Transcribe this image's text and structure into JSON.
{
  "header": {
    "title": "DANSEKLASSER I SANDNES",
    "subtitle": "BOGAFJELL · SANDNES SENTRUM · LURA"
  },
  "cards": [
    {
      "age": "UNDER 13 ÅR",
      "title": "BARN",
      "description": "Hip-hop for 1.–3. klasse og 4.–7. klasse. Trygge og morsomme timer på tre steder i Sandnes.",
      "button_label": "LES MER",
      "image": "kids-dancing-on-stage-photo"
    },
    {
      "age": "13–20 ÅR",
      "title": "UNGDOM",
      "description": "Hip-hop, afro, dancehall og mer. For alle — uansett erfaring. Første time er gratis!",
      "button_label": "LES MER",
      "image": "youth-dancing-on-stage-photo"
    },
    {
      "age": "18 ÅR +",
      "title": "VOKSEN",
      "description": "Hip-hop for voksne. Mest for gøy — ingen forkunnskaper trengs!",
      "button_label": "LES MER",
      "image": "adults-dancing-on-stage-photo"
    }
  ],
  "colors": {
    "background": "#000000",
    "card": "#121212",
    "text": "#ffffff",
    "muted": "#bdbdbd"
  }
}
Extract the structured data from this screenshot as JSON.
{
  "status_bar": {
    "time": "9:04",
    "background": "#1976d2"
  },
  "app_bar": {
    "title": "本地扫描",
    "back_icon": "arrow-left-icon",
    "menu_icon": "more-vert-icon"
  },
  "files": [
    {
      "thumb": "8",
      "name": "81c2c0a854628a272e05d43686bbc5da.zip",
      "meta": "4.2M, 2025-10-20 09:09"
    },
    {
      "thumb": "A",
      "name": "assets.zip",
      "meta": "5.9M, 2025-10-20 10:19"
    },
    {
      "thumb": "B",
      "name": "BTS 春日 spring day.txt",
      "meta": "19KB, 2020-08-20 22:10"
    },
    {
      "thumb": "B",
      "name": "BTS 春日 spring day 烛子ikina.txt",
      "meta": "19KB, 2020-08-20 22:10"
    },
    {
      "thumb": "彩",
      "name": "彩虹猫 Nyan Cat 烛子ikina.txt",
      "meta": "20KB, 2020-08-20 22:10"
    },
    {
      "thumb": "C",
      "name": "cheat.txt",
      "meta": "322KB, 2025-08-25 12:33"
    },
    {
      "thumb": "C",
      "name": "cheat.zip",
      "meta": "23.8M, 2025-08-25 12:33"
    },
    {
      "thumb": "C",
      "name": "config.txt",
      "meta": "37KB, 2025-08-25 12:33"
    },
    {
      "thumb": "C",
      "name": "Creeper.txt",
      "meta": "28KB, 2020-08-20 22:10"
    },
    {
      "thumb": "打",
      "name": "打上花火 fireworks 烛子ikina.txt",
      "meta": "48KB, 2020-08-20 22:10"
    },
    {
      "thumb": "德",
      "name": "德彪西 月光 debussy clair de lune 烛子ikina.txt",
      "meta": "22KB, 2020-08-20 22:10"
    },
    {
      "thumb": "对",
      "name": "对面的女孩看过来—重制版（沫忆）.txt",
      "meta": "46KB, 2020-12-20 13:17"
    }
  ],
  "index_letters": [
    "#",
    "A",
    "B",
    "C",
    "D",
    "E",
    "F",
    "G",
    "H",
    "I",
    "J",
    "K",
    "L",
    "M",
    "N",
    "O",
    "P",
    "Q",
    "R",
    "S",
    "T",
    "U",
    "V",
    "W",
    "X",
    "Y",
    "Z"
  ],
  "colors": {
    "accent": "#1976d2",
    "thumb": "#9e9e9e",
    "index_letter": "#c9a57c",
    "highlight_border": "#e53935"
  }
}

══════════════════════════════

» **THE EXERCISE**:
In the records above, locate the line that contains "Extract the structured". Repeat it and every line after it, exactly, and nothing else.

» **ANSWER**:
Extract the structured data from this screenshot as JSON.
{
  "status_bar": {
    "time": "9:04",
    "background": "#1976d2"
  },
  "app_bar": {
    "title": "本地扫描",
    "back_icon": "arrow-left-icon",
    "menu_icon": "more-vert-icon"
  },
  "files": [
    {
      "thumb": "8",
      "name": "81c2c0a854628a272e05d43686bbc5da.zip",
      "meta": "4.2M, 2025-10-20 09:09"
    },
    {
      "thumb": "A",
      "name": "assets.zip",
      "meta": "5.9M, 2025-10-20 10:19"
    },
    {
      "thumb": "B",
      "name": "BTS 春日 spring day.txt",
      "meta": "19KB, 2020-08-20 22:10"
    },
    {
      "thumb": "B",
      "name": "BTS 春日 spring day 烛子ikina.txt",
      "meta": "19KB, 2020-08-20 22:10"
    },
    {
      "thumb": "彩",
      "name": "彩虹猫 Nyan Cat 烛子ikina.txt",
      "meta": "20KB, 2020-08-20 22:10"
    },
    {
      "thumb": "C",
      "name": "cheat.txt",
      "meta": "322KB, 2025-08-25 12:33"
    },
    {
      "thumb": "C",
      "name": "cheat.zip",
      "meta": "23.8M, 2025-08-25 12:33"
    },
    {
      "thumb": "C",
      "name": "config.txt",
      "meta": "37KB, 2025-08-25 12:33"
    },
    {
      "thumb": "C",
      "name": "Creeper.txt",
      "meta": "28KB, 2020-08-20 22:10"
    },
    {
      "thumb": "打",
      "name": "打上花火 fireworks 烛子ikina.txt",
      "meta": "48KB, 2020-08-20 22:10"
    },
    {
      "thumb": "德",
      "name": "德彪西 月光 debussy clair de lune 烛子ikina.txt",
      "meta": "22KB, 2020-08-20 22:10"
    },
    {
      "thumb": "对",
      "name": "对面的女孩看过来—重制版（沫忆）.txt",
      "meta": "46KB, 2020-12-20 13:17"
    }
  ],
  "index_letters": [
    "#",
    "A",
    "B",
    "C",
    "D",
    "E",
    "F",
    "G",
    "H",
    "I",
    "J",
    "K",
    "L",
    "M",
    "N",
    "O",
    "P",
    "Q",
    "R",
    "S",
    "T",
    "U",
    "V",
    "W",
    "X",
    "Y",
    "Z"
  ],
  "colors": {
    "accent": "#1976d2",
    "thumb": "#9e9e9e",
    "index_letter": "#c9a57c",
    "highlight_border": "#e53935"
  }
}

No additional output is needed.